▸ OBJECTIVE
Return all lines in the material below that contain "text".

▸ DATA FOR PROCESSING
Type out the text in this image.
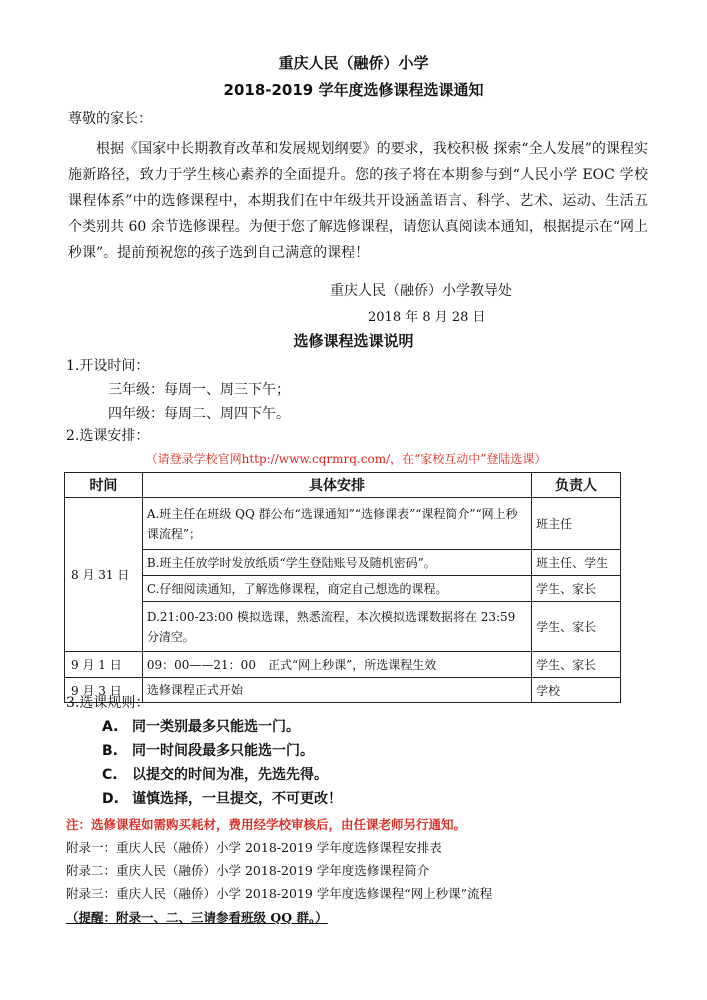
重庆人民（融侨）小学
2018-2019 学年度选修课程选课通知
尊敬的家长：

根据《国家中长期教育改革和发展规划纲要》的要求，我校积极 探索“全人发展”的课程实施新路径，致力于学生核心素养的全面提升。您的孩子将在本期参与到“人民小学 EOC 学校课程体系”中的选修课程中，本期我们在中年级共开设涵盖语言、科学、艺术、运动、生活五个类别共 60 余节选修课程。为便于您了解选修课程，请您认真阅读本通知，根据提示在“网上秒课”。提前预祝您的孩子选到自己满意的课程！

重庆人民（融侨）小学教导处
2018 年 8 月 28 日
选修课程选课说明
1.开设时间：
三年级：每周一、周三下午；
四年级：每周二、周四下午。
2.选课安排：
（请登录学校官网http://www.cqrmrq.com/，在“家校互动中”登陆选课）
时间	具体安排	负责人
8 月 31 日	A.班主任在班级 QQ 群公布“选课通知”“选修课表”“课程简介”“网上秒课流程”；	班主任
	B.班主任放学时发放纸质“学生登陆账号及随机密码”。	班主任、学生
	C.仔细阅读通知，了解选修课程，商定自己想选的课程。	学生、家长
	D.21:00-23:00 模拟选课，熟悉流程，本次模拟选课数据将在 23:59 分清空。	学生、家长
9 月 1 日	09：00——21：00　正式“网上秒课”，所选课程生效	学生、家长
9 月 3 日	选修课程正式开始	学校
3.选课规则：
A. 同一类别最多只能选一门。
B. 同一时间段最多只能选一门。
C. 以提交的时间为准，先选先得。
D. 谨慎选择，一旦提交，不可更改！
注：选修课程如需购买耗材，费用经学校审核后，由任课老师另行通知。
附录一：重庆人民（融侨）小学 2018-2019 学年度选修课程安排表
附录二：重庆人民（融侨）小学 2018-2019 学年度选修课程简介
附录三：重庆人民（融侨）小学 2018-2019 学年度选修课程“网上秒课”流程
（提醒：附录一、二、三请参看班级 QQ 群。）
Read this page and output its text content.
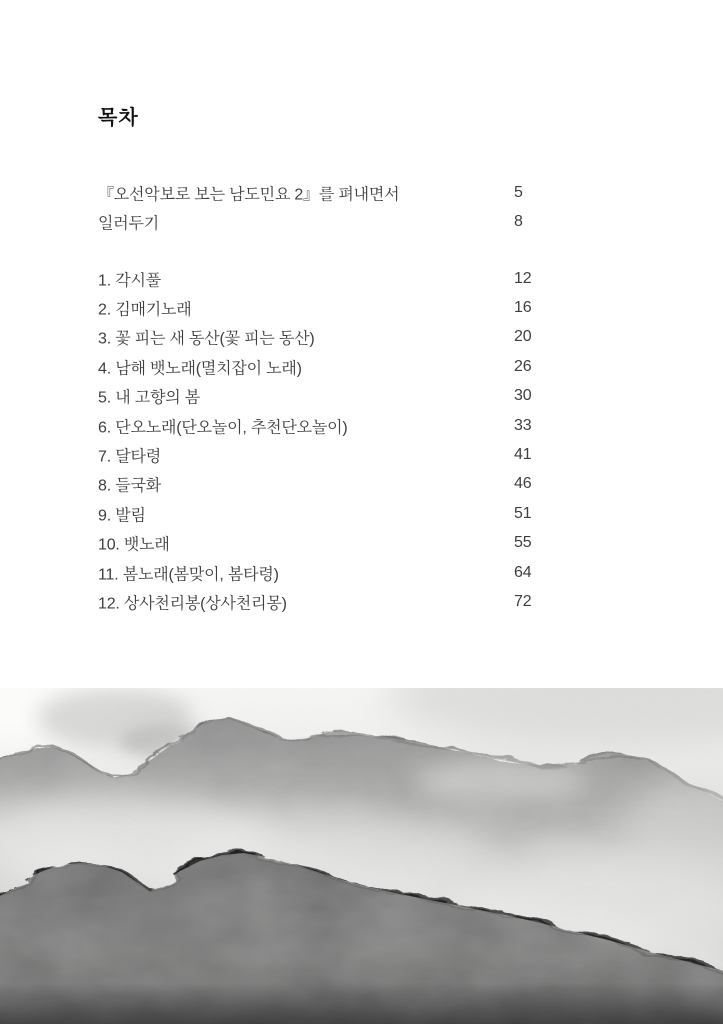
목차
『오선악보로 보는 남도민요 2』를 펴내면서	5
일러두기	8
1. 각시풀	12
2. 김매기노래	16
3. 꽃 피는 새 동산(꽃 피는 동산)	20
4. 남해 뱃노래(멸치잡이 노래)	26
5. 내 고향의 봄	30
6. 단오노래(단오놀이, 추천단오놀이)	33
7. 달타령	41
8. 들국화	46
9. 발림	51
10. 뱃노래	55
11. 봄노래(봄맞이, 봄타령)	64
12. 상사천리봉(상사천리몽)	72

▸ RESULT OF THE TASK
Type out the text in this image.
Read this page and output its text content.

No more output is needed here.